== SHORT EXERCISE ==
Give the material once more, word for word, without any images.

[Stored data]
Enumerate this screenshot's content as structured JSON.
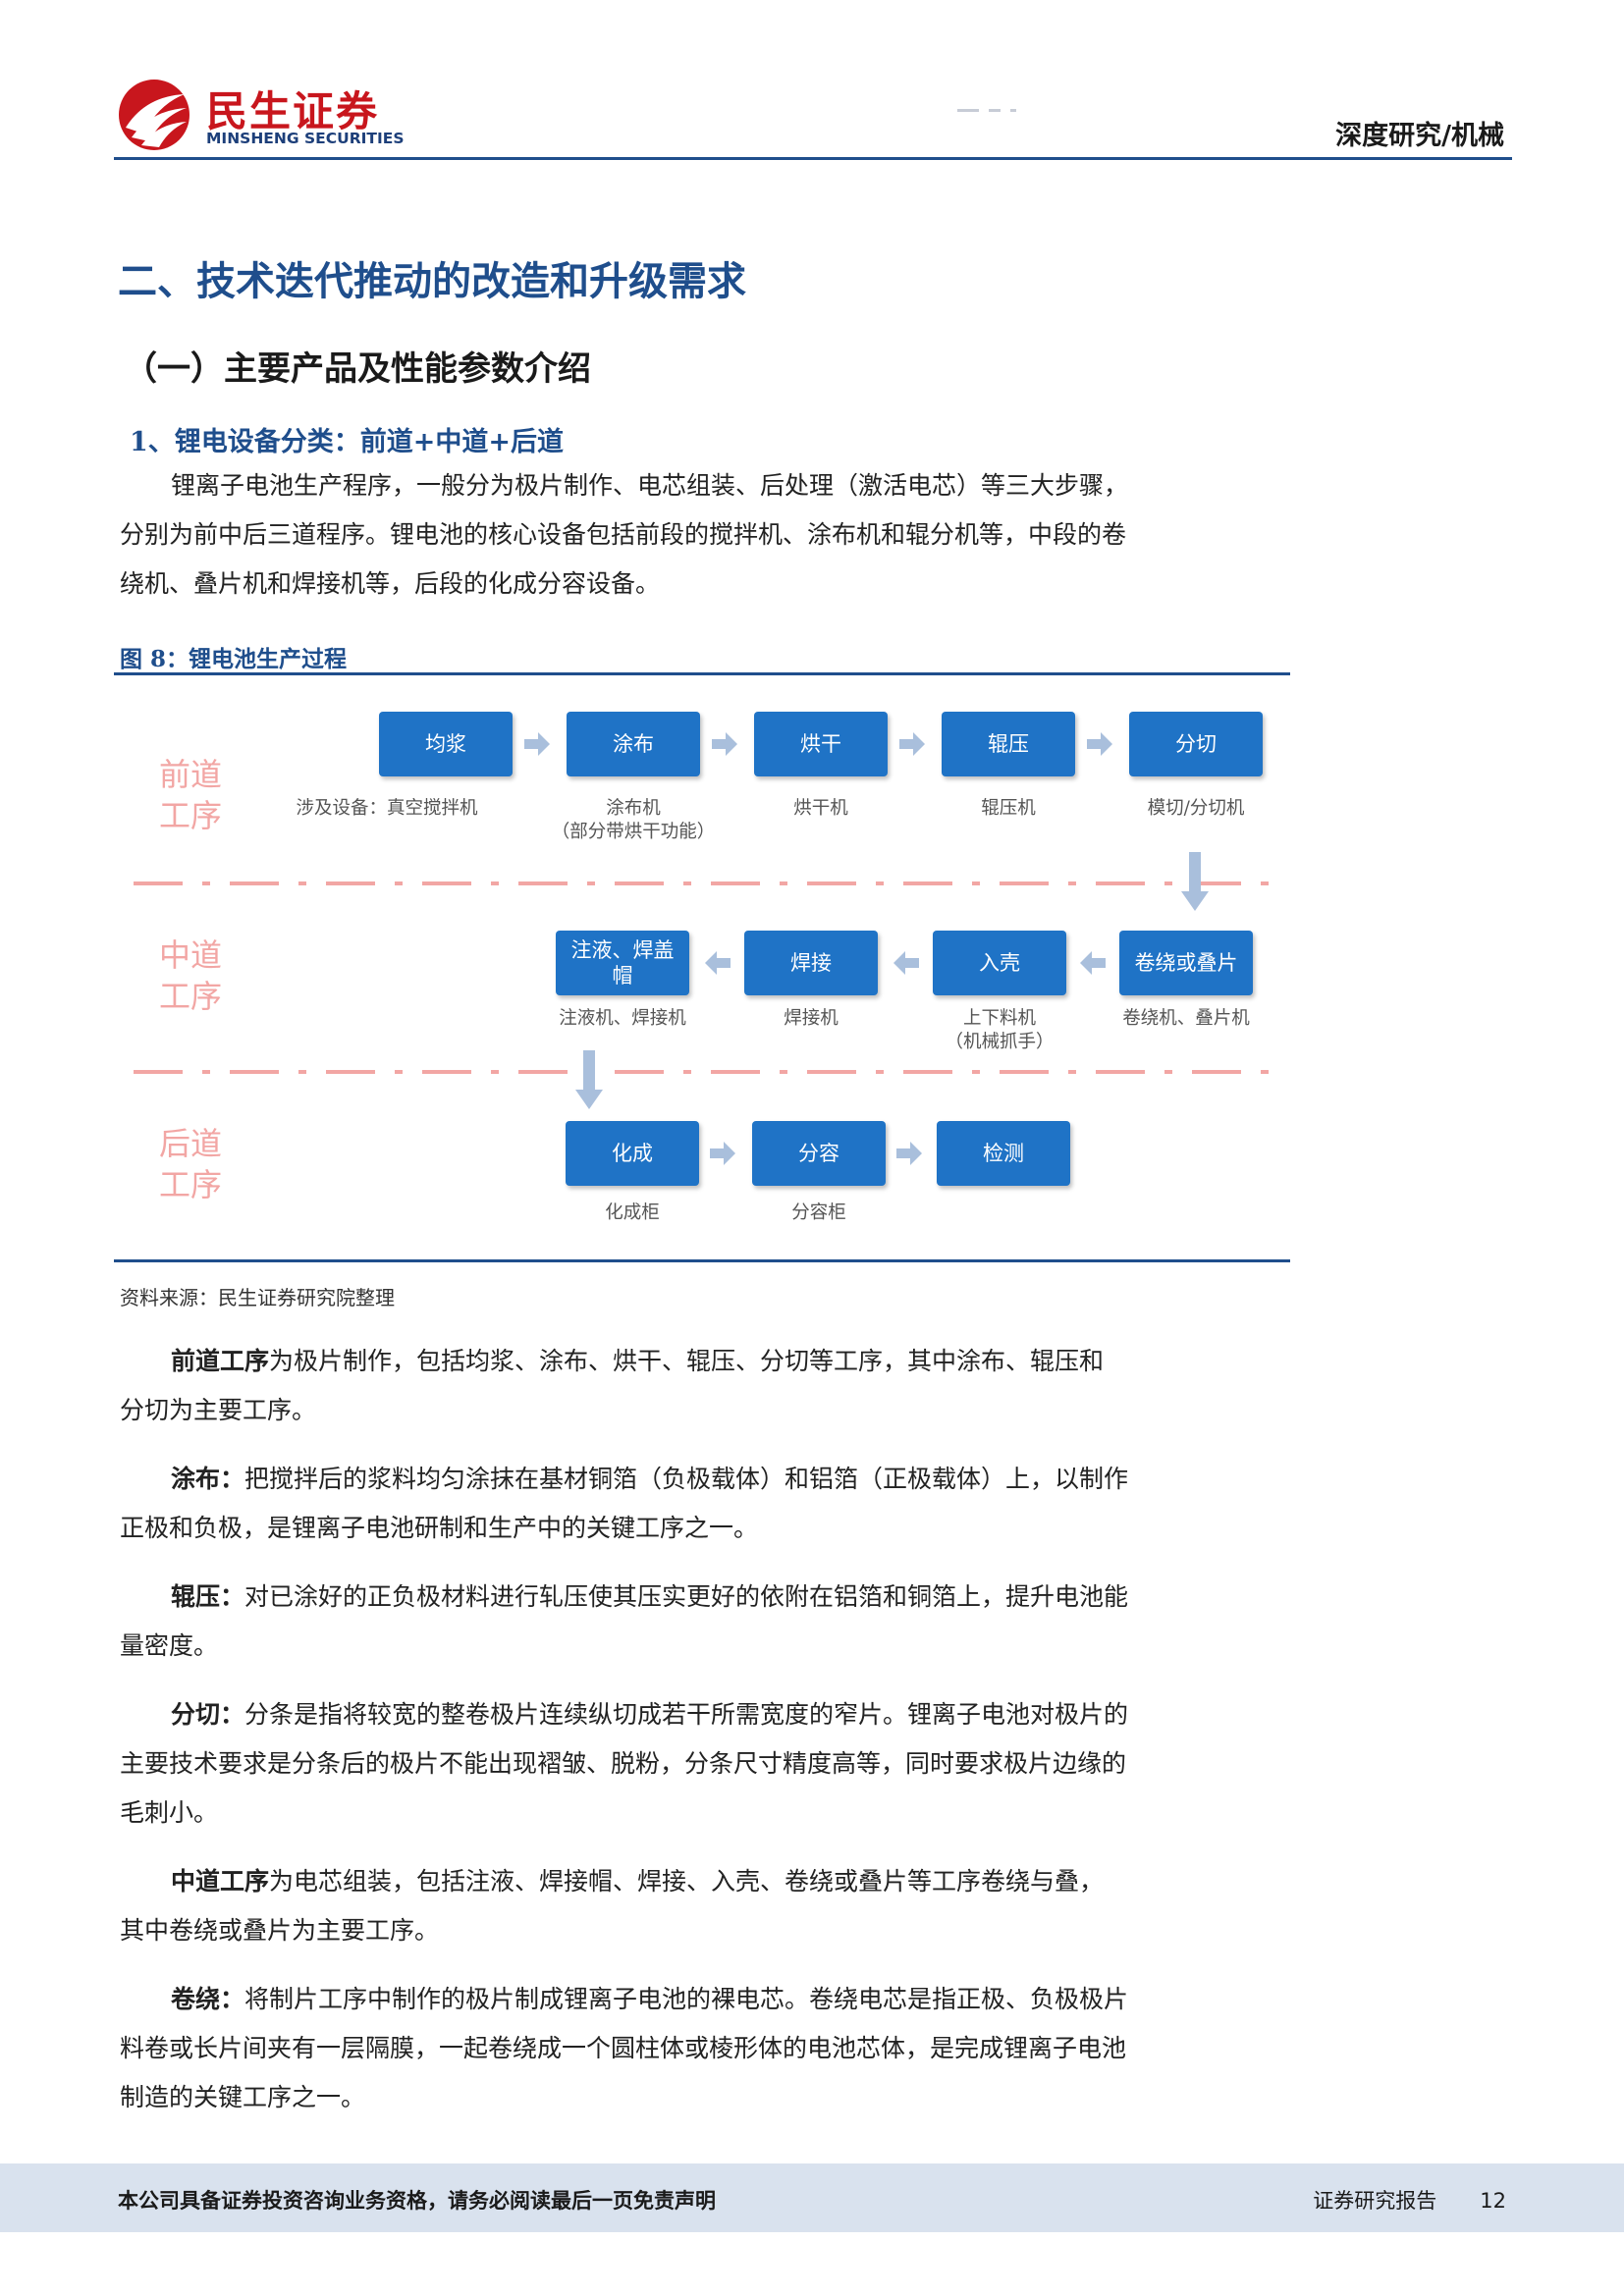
{
  "header": {
    "logo_cn": "民生证券",
    "logo_en": "MINSHENG SECURITIES",
    "category": "深度研究/机械",
    "brand_color": "#c8161d",
    "accent_color": "#1f4e8c"
  },
  "section_title": "二、技术迭代推动的改造和升级需求",
  "subsection_title": "（一）主要产品及性能参数介绍",
  "subsubsection_title": "1、锂电设备分类：前道+中道+后道",
  "intro_lines": [
    "锂离子电池生产程序，一般分为极片制作、电芯组装、后处理（激活电芯）等三大步骤，",
    "分别为前中后三道程序。锂电池的核心设备包括前段的搅拌机、涂布机和辊分机等，中段的卷",
    "绕机、叠片机和焊接机等，后段的化成分容设备。"
  ],
  "figure": {
    "title": "图 8：锂电池生产过程",
    "source": "资料来源：民生证券研究院整理",
    "stages": {
      "front": "前道工序",
      "middle": "中道工序",
      "back": "后道工序"
    },
    "front_boxes": [
      "均浆",
      "涂布",
      "烘干",
      "辊压",
      "分切"
    ],
    "front_equip": [
      "涉及设备：真空搅拌机",
      "涂布机\n（部分带烘干功能）",
      "烘干机",
      "辊压机",
      "模切/分切机"
    ],
    "middle_boxes": [
      "注液、焊盖帽",
      "焊接",
      "入壳",
      "卷绕或叠片"
    ],
    "middle_equip": [
      "注液机、焊接机",
      "焊接机",
      "上下料机\n（机械抓手）",
      "卷绕机、叠片机"
    ],
    "back_boxes": [
      "化成",
      "分容",
      "检测"
    ],
    "back_equip": [
      "化成柜",
      "分容柜",
      ""
    ]
  },
  "paragraphs": [
    {
      "lead": "前道工序",
      "lines": [
        "为极片制作，包括均浆、涂布、烘干、辊压、分切等工序，其中涂布、辊压和",
        "分切为主要工序。"
      ]
    },
    {
      "lead": "涂布：",
      "lines": [
        "把搅拌后的浆料均匀涂抹在基材铜箔（负极载体）和铝箔（正极载体）上，以制作",
        "正极和负极，是锂离子电池研制和生产中的关键工序之一。"
      ]
    },
    {
      "lead": "辊压：",
      "lines": [
        "对已涂好的正负极材料进行轧压使其压实更好的依附在铝箔和铜箔上，提升电池能",
        "量密度。"
      ]
    },
    {
      "lead": "分切：",
      "lines": [
        "分条是指将较宽的整卷极片连续纵切成若干所需宽度的窄片。锂离子电池对极片的",
        "主要技术要求是分条后的极片不能出现褶皱、脱粉，分条尺寸精度高等，同时要求极片边缘的",
        "毛刺小。"
      ]
    },
    {
      "lead": "中道工序",
      "lines": [
        "为电芯组装，包括注液、焊接帽、焊接、入壳、卷绕或叠片等工序卷绕与叠，",
        "其中卷绕或叠片为主要工序。"
      ]
    },
    {
      "lead": "卷绕：",
      "lines": [
        "将制片工序中制作的极片制成锂离子电池的裸电芯。卷绕电芯是指正极、负极极片",
        "料卷或长片间夹有一层隔膜，一起卷绕成一个圆柱体或棱形体的电池芯体，是完成锂离子电池",
        "制造的关键工序之一。"
      ]
    }
  ],
  "footer": {
    "disclaimer": "本公司具备证券投资咨询业务资格，请务必阅读最后一页免责声明",
    "report_type": "证券研究报告",
    "page_number": "12"
  }
}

== COMPLETE ANSWER ==
Enumerate this screenshot's content as structured JSON.
{
  "header": {
    "logo_cn": "民生证券",
    "logo_en": "MINSHENG SECURITIES",
    "category": "深度研究/机械",
    "brand_color": "#c8161d",
    "accent_color": "#1f4e8c"
  },
  "section_title": "二、技术迭代推动的改造和升级需求",
  "subsection_title": "（一）主要产品及性能参数介绍",
  "subsubsection_title": "1、锂电设备分类：前道+中道+后道",
  "intro_lines": [
    "锂离子电池生产程序，一般分为极片制作、电芯组装、后处理（激活电芯）等三大步骤，",
    "分别为前中后三道程序。锂电池的核心设备包括前段的搅拌机、涂布机和辊分机等，中段的卷",
    "绕机、叠片机和焊接机等，后段的化成分容设备。"
  ],
  "figure": {
    "title": "图 8：锂电池生产过程",
    "source": "资料来源：民生证券研究院整理",
    "stages": {
      "front": "前道工序",
      "middle": "中道工序",
      "back": "后道工序"
    },
    "front_boxes": [
      "均浆",
      "涂布",
      "烘干",
      "辊压",
      "分切"
    ],
    "front_equip": [
      "涉及设备：真空搅拌机",
      "涂布机\n（部分带烘干功能）",
      "烘干机",
      "辊压机",
      "模切/分切机"
    ],
    "middle_boxes": [
      "注液、焊盖帽",
      "焊接",
      "入壳",
      "卷绕或叠片"
    ],
    "middle_equip": [
      "注液机、焊接机",
      "焊接机",
      "上下料机\n（机械抓手）",
      "卷绕机、叠片机"
    ],
    "back_boxes": [
      "化成",
      "分容",
      "检测"
    ],
    "back_equip": [
      "化成柜",
      "分容柜",
      ""
    ]
  },
  "paragraphs": [
    {
      "lead": "前道工序",
      "lines": [
        "为极片制作，包括均浆、涂布、烘干、辊压、分切等工序，其中涂布、辊压和",
        "分切为主要工序。"
      ]
    },
    {
      "lead": "涂布：",
      "lines": [
        "把搅拌后的浆料均匀涂抹在基材铜箔（负极载体）和铝箔（正极载体）上，以制作",
        "正极和负极，是锂离子电池研制和生产中的关键工序之一。"
      ]
    },
    {
      "lead": "辊压：",
      "lines": [
        "对已涂好的正负极材料进行轧压使其压实更好的依附在铝箔和铜箔上，提升电池能",
        "量密度。"
      ]
    },
    {
      "lead": "分切：",
      "lines": [
        "分条是指将较宽的整卷极片连续纵切成若干所需宽度的窄片。锂离子电池对极片的",
        "主要技术要求是分条后的极片不能出现褶皱、脱粉，分条尺寸精度高等，同时要求极片边缘的",
        "毛刺小。"
      ]
    },
    {
      "lead": "中道工序",
      "lines": [
        "为电芯组装，包括注液、焊接帽、焊接、入壳、卷绕或叠片等工序卷绕与叠，",
        "其中卷绕或叠片为主要工序。"
      ]
    },
    {
      "lead": "卷绕：",
      "lines": [
        "将制片工序中制作的极片制成锂离子电池的裸电芯。卷绕电芯是指正极、负极极片",
        "料卷或长片间夹有一层隔膜，一起卷绕成一个圆柱体或棱形体的电池芯体，是完成锂离子电池",
        "制造的关键工序之一。"
      ]
    }
  ],
  "footer": {
    "disclaimer": "本公司具备证券投资咨询业务资格，请务必阅读最后一页免责声明",
    "report_type": "证券研究报告",
    "page_number": "12"
  }
}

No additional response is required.